> **What you need to do**: Retype each record below word for word. Leave the pictures out.

— start of Records for the exercise —

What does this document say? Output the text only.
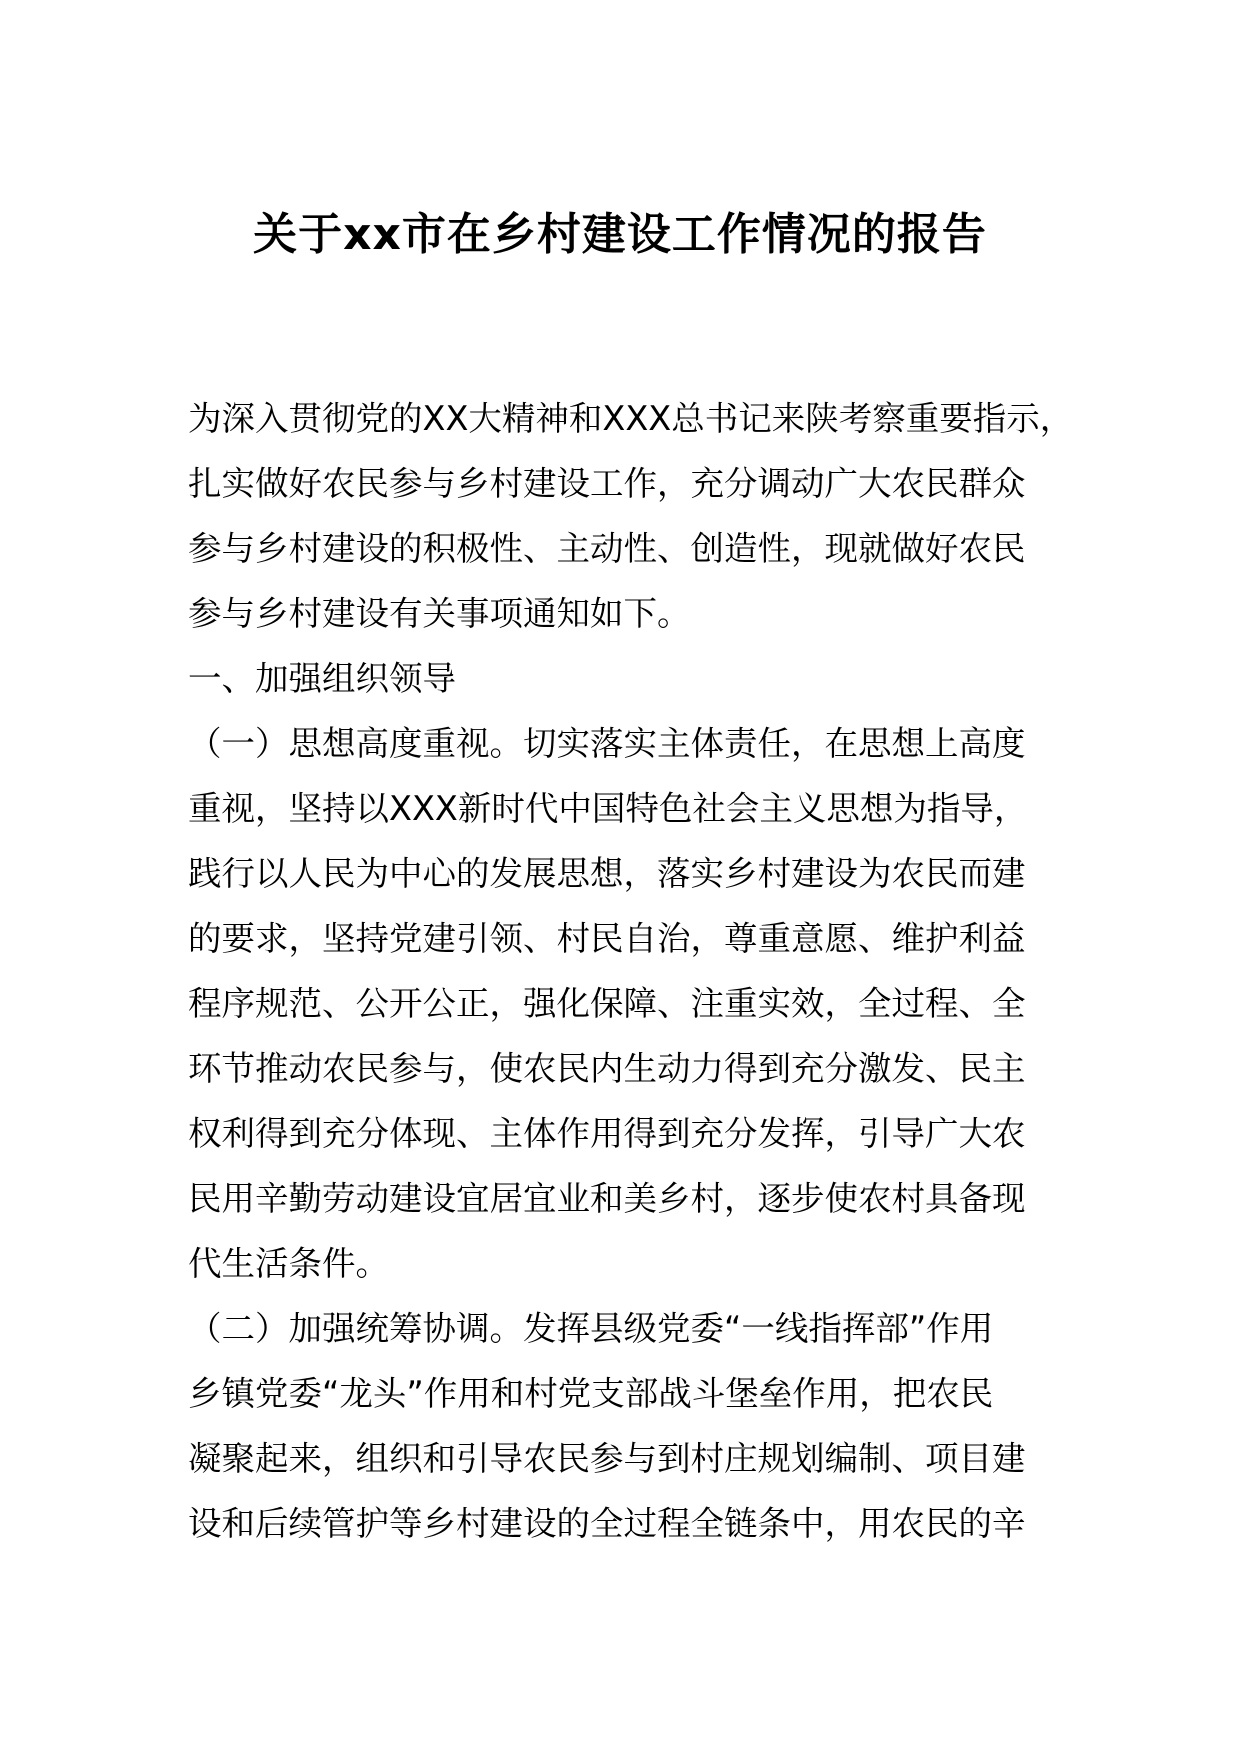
关于xx市在乡村建设工作情况的报告
为深入贯彻党的XX大精神和XXX总书记来陕考察重要指示，
扎实做好农民参与乡村建设工作，充分调动广大农民群众
参与乡村建设的积极性、主动性、创造性，现就做好农民
参与乡村建设有关事项通知如下。
一、加强组织领导
（一）思想高度重视。切实落实主体责任，在思想上高度
重视，坚持以XXX新时代中国特色社会主义思想为指导，
践行以人民为中心的发展思想，落实乡村建设为农民而建
的要求，坚持党建引领、村民自治，尊重意愿、维护利益
程序规范、公开公正，强化保障、注重实效，全过程、全
环节推动农民参与，使农民内生动力得到充分激发、民主
权利得到充分体现、主体作用得到充分发挥，引导广大农
民用辛勤劳动建设宜居宜业和美乡村，逐步使农村具备现
代生活条件。
（二）加强统筹协调。发挥县级党委“一线指挥部”作用
乡镇党委“龙头”作用和村党支部战斗堡垒作用，把农民
凝聚起来，组织和引导农民参与到村庄规划编制、项目建
设和后续管护等乡村建设的全过程全链条中，用农民的辛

— end of Records for the exercise —

> **Full solution**:
What does this document say? Output the text only.
关于xx市在乡村建设工作情况的报告
为深入贯彻党的XX大精神和XXX总书记来陕考察重要指示，
扎实做好农民参与乡村建设工作，充分调动广大农民群众
参与乡村建设的积极性、主动性、创造性，现就做好农民
参与乡村建设有关事项通知如下。
一、加强组织领导
（一）思想高度重视。切实落实主体责任，在思想上高度
重视，坚持以XXX新时代中国特色社会主义思想为指导，
践行以人民为中心的发展思想，落实乡村建设为农民而建
的要求，坚持党建引领、村民自治，尊重意愿、维护利益
程序规范、公开公正，强化保障、注重实效，全过程、全
环节推动农民参与，使农民内生动力得到充分激发、民主
权利得到充分体现、主体作用得到充分发挥，引导广大农
民用辛勤劳动建设宜居宜业和美乡村，逐步使农村具备现
代生活条件。
（二）加强统筹协调。发挥县级党委“一线指挥部”作用
乡镇党委“龙头”作用和村党支部战斗堡垒作用，把农民
凝聚起来，组织和引导农民参与到村庄规划编制、项目建
设和后续管护等乡村建设的全过程全链条中，用农民的辛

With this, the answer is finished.